Extract the records in full, leaving every picture out.

#### MATERIALS PROVIDED ####

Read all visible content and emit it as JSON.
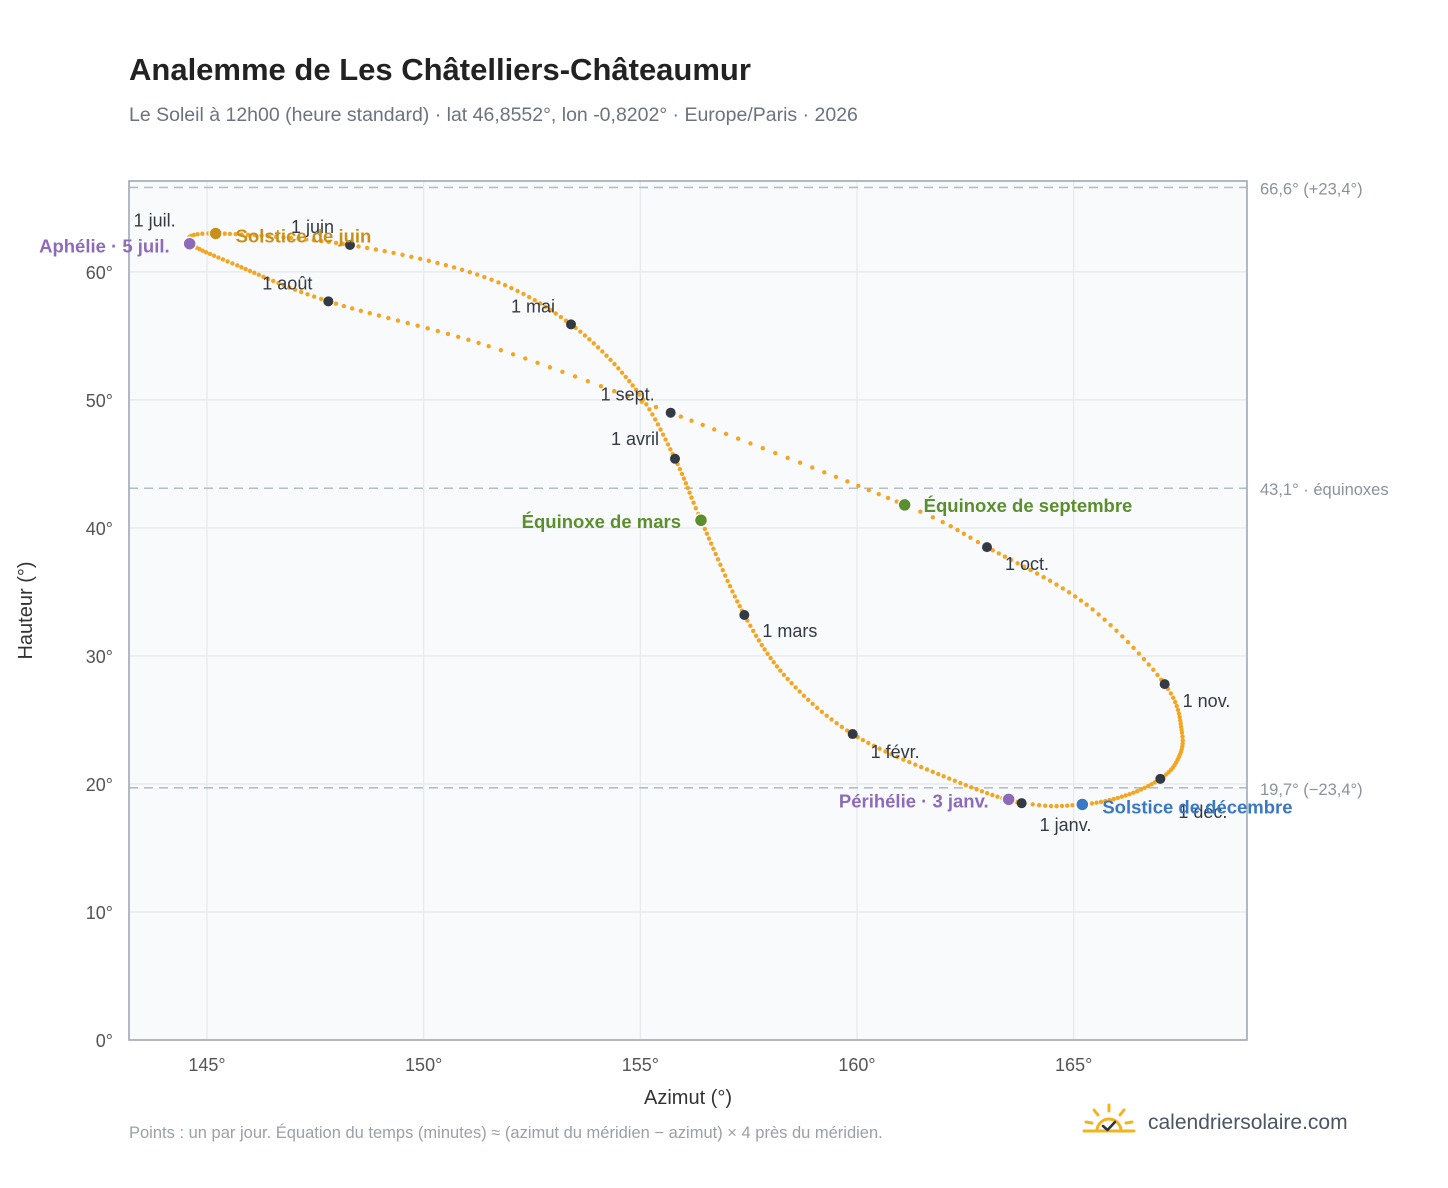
{
  "header": {
    "title": "Analemme de Les Châtelliers-Châteaumur",
    "subtitle": "Le Soleil à 12h00 (heure standard) · lat 46,8552°, lon -0,8202° · Europe/Paris · 2026"
  },
  "footer": {
    "note": "Points : un par jour. Équation du temps (minutes) ≈ (azimut du méridien − azimut) × 4 près du méridien.",
    "brand": "calendriersolaire.com",
    "brand_icon": "sun-check-icon"
  },
  "chart_data": {
    "type": "scatter",
    "xlabel": "Azimut (°)",
    "ylabel": "Hauteur (°)",
    "xlim": [
      143.2,
      169.0
    ],
    "ylim": [
      0,
      67.1
    ],
    "x_ticks": [
      145,
      150,
      155,
      160,
      165
    ],
    "x_tick_labels": [
      "145°",
      "150°",
      "155°",
      "160°",
      "165°"
    ],
    "y_ticks": [
      0,
      10,
      20,
      30,
      40,
      50,
      60
    ],
    "y_tick_labels": [
      "0°",
      "10°",
      "20°",
      "30°",
      "40°",
      "50°",
      "60°"
    ],
    "grid": true,
    "reference_lines": [
      {
        "y": 66.6,
        "label": "66,6° (+23,4°)"
      },
      {
        "y": 43.1,
        "label": "43,1° · équinoxes"
      },
      {
        "y": 19.7,
        "label": "19,7° (−23,4°)"
      }
    ],
    "curve_keypoints": [
      {
        "day": 1,
        "x": 163.8,
        "y": 18.5
      },
      {
        "day": 16,
        "x": 162.0,
        "y": 20.6
      },
      {
        "day": 32,
        "x": 159.9,
        "y": 23.9
      },
      {
        "day": 46,
        "x": 158.4,
        "y": 28.2
      },
      {
        "day": 60,
        "x": 157.4,
        "y": 33.2
      },
      {
        "day": 79,
        "x": 156.4,
        "y": 40.6
      },
      {
        "day": 91,
        "x": 155.8,
        "y": 45.4
      },
      {
        "day": 105,
        "x": 154.9,
        "y": 50.8
      },
      {
        "day": 121,
        "x": 153.4,
        "y": 55.9
      },
      {
        "day": 136,
        "x": 151.4,
        "y": 59.6
      },
      {
        "day": 152,
        "x": 148.3,
        "y": 62.1
      },
      {
        "day": 172,
        "x": 145.2,
        "y": 63.0
      },
      {
        "day": 182,
        "x": 144.6,
        "y": 62.3
      },
      {
        "day": 196,
        "x": 145.7,
        "y": 60.5
      },
      {
        "day": 213,
        "x": 147.8,
        "y": 57.7
      },
      {
        "day": 230,
        "x": 151.5,
        "y": 54.2
      },
      {
        "day": 244,
        "x": 155.7,
        "y": 49.0
      },
      {
        "day": 265,
        "x": 161.1,
        "y": 41.8
      },
      {
        "day": 274,
        "x": 163.0,
        "y": 38.5
      },
      {
        "day": 290,
        "x": 165.3,
        "y": 34.0
      },
      {
        "day": 305,
        "x": 167.1,
        "y": 27.8
      },
      {
        "day": 318,
        "x": 167.5,
        "y": 24.0
      },
      {
        "day": 327,
        "x": 167.4,
        "y": 21.9
      },
      {
        "day": 335,
        "x": 167.0,
        "y": 20.4
      },
      {
        "day": 345,
        "x": 166.2,
        "y": 19.1
      },
      {
        "day": 355,
        "x": 165.2,
        "y": 18.4
      },
      {
        "day": 365,
        "x": 163.9,
        "y": 18.5
      }
    ],
    "month_markers": [
      {
        "label": "1 janv.",
        "x": 163.8,
        "y": 18.5
      },
      {
        "label": "1 févr.",
        "x": 159.9,
        "y": 23.9
      },
      {
        "label": "1 mars",
        "x": 157.4,
        "y": 33.2
      },
      {
        "label": "1 avril",
        "x": 155.8,
        "y": 45.4
      },
      {
        "label": "1 mai",
        "x": 153.4,
        "y": 55.9
      },
      {
        "label": "1 juin",
        "x": 148.3,
        "y": 62.1
      },
      {
        "label": "1 juil.",
        "x": 144.6,
        "y": 62.3
      },
      {
        "label": "1 août",
        "x": 147.8,
        "y": 57.7
      },
      {
        "label": "1 sept.",
        "x": 155.7,
        "y": 49.0
      },
      {
        "label": "1 oct.",
        "x": 163.0,
        "y": 38.5
      },
      {
        "label": "1 nov.",
        "x": 167.1,
        "y": 27.8
      },
      {
        "label": "1 déc.",
        "x": 167.0,
        "y": 20.4
      }
    ],
    "special_events": [
      {
        "label": "Solstice de juin",
        "x": 145.2,
        "y": 63.0,
        "color": "#c8901a"
      },
      {
        "label": "Aphélie · 5 juil.",
        "x": 144.6,
        "y": 62.2,
        "color": "#8e6bb8"
      },
      {
        "label": "Équinoxe de mars",
        "x": 156.4,
        "y": 40.6,
        "color": "#5b8f2e"
      },
      {
        "label": "Équinoxe de septembre",
        "x": 161.1,
        "y": 41.8,
        "color": "#5b8f2e"
      },
      {
        "label": "Périhélie · 3 janv.",
        "x": 163.5,
        "y": 18.8,
        "color": "#8e6bb8"
      },
      {
        "label": "Solstice de décembre",
        "x": 165.2,
        "y": 18.4,
        "color": "#3a78c2"
      }
    ],
    "colors": {
      "curve": "#f2a623",
      "month_marker": "#333a44",
      "plot_background": "#f8fafc",
      "frame": "#a0a8b4",
      "grid": "#e5e8ec",
      "reference_line": "#b4bec8"
    }
  }
}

####

- _FULL OUTPUT_
Read all visible content and emit it as JSON.
{
  "header": {
    "title": "Analemme de Les Châtelliers-Châteaumur",
    "subtitle": "Le Soleil à 12h00 (heure standard) · lat 46,8552°, lon -0,8202° · Europe/Paris · 2026"
  },
  "footer": {
    "note": "Points : un par jour. Équation du temps (minutes) ≈ (azimut du méridien − azimut) × 4 près du méridien.",
    "brand": "calendriersolaire.com",
    "brand_icon": "sun-check-icon"
  },
  "chart_data": {
    "type": "scatter",
    "xlabel": "Azimut (°)",
    "ylabel": "Hauteur (°)",
    "xlim": [
      143.2,
      169.0
    ],
    "ylim": [
      0,
      67.1
    ],
    "x_ticks": [
      145,
      150,
      155,
      160,
      165
    ],
    "x_tick_labels": [
      "145°",
      "150°",
      "155°",
      "160°",
      "165°"
    ],
    "y_ticks": [
      0,
      10,
      20,
      30,
      40,
      50,
      60
    ],
    "y_tick_labels": [
      "0°",
      "10°",
      "20°",
      "30°",
      "40°",
      "50°",
      "60°"
    ],
    "grid": true,
    "reference_lines": [
      {
        "y": 66.6,
        "label": "66,6° (+23,4°)"
      },
      {
        "y": 43.1,
        "label": "43,1° · équinoxes"
      },
      {
        "y": 19.7,
        "label": "19,7° (−23,4°)"
      }
    ],
    "curve_keypoints": [
      {
        "day": 1,
        "x": 163.8,
        "y": 18.5
      },
      {
        "day": 16,
        "x": 162.0,
        "y": 20.6
      },
      {
        "day": 32,
        "x": 159.9,
        "y": 23.9
      },
      {
        "day": 46,
        "x": 158.4,
        "y": 28.2
      },
      {
        "day": 60,
        "x": 157.4,
        "y": 33.2
      },
      {
        "day": 79,
        "x": 156.4,
        "y": 40.6
      },
      {
        "day": 91,
        "x": 155.8,
        "y": 45.4
      },
      {
        "day": 105,
        "x": 154.9,
        "y": 50.8
      },
      {
        "day": 121,
        "x": 153.4,
        "y": 55.9
      },
      {
        "day": 136,
        "x": 151.4,
        "y": 59.6
      },
      {
        "day": 152,
        "x": 148.3,
        "y": 62.1
      },
      {
        "day": 172,
        "x": 145.2,
        "y": 63.0
      },
      {
        "day": 182,
        "x": 144.6,
        "y": 62.3
      },
      {
        "day": 196,
        "x": 145.7,
        "y": 60.5
      },
      {
        "day": 213,
        "x": 147.8,
        "y": 57.7
      },
      {
        "day": 230,
        "x": 151.5,
        "y": 54.2
      },
      {
        "day": 244,
        "x": 155.7,
        "y": 49.0
      },
      {
        "day": 265,
        "x": 161.1,
        "y": 41.8
      },
      {
        "day": 274,
        "x": 163.0,
        "y": 38.5
      },
      {
        "day": 290,
        "x": 165.3,
        "y": 34.0
      },
      {
        "day": 305,
        "x": 167.1,
        "y": 27.8
      },
      {
        "day": 318,
        "x": 167.5,
        "y": 24.0
      },
      {
        "day": 327,
        "x": 167.4,
        "y": 21.9
      },
      {
        "day": 335,
        "x": 167.0,
        "y": 20.4
      },
      {
        "day": 345,
        "x": 166.2,
        "y": 19.1
      },
      {
        "day": 355,
        "x": 165.2,
        "y": 18.4
      },
      {
        "day": 365,
        "x": 163.9,
        "y": 18.5
      }
    ],
    "month_markers": [
      {
        "label": "1 janv.",
        "x": 163.8,
        "y": 18.5
      },
      {
        "label": "1 févr.",
        "x": 159.9,
        "y": 23.9
      },
      {
        "label": "1 mars",
        "x": 157.4,
        "y": 33.2
      },
      {
        "label": "1 avril",
        "x": 155.8,
        "y": 45.4
      },
      {
        "label": "1 mai",
        "x": 153.4,
        "y": 55.9
      },
      {
        "label": "1 juin",
        "x": 148.3,
        "y": 62.1
      },
      {
        "label": "1 juil.",
        "x": 144.6,
        "y": 62.3
      },
      {
        "label": "1 août",
        "x": 147.8,
        "y": 57.7
      },
      {
        "label": "1 sept.",
        "x": 155.7,
        "y": 49.0
      },
      {
        "label": "1 oct.",
        "x": 163.0,
        "y": 38.5
      },
      {
        "label": "1 nov.",
        "x": 167.1,
        "y": 27.8
      },
      {
        "label": "1 déc.",
        "x": 167.0,
        "y": 20.4
      }
    ],
    "special_events": [
      {
        "label": "Solstice de juin",
        "x": 145.2,
        "y": 63.0,
        "color": "#c8901a"
      },
      {
        "label": "Aphélie · 5 juil.",
        "x": 144.6,
        "y": 62.2,
        "color": "#8e6bb8"
      },
      {
        "label": "Équinoxe de mars",
        "x": 156.4,
        "y": 40.6,
        "color": "#5b8f2e"
      },
      {
        "label": "Équinoxe de septembre",
        "x": 161.1,
        "y": 41.8,
        "color": "#5b8f2e"
      },
      {
        "label": "Périhélie · 3 janv.",
        "x": 163.5,
        "y": 18.8,
        "color": "#8e6bb8"
      },
      {
        "label": "Solstice de décembre",
        "x": 165.2,
        "y": 18.4,
        "color": "#3a78c2"
      }
    ],
    "colors": {
      "curve": "#f2a623",
      "month_marker": "#333a44",
      "plot_background": "#f8fafc",
      "frame": "#a0a8b4",
      "grid": "#e5e8ec",
      "reference_line": "#b4bec8"
    }
  }
}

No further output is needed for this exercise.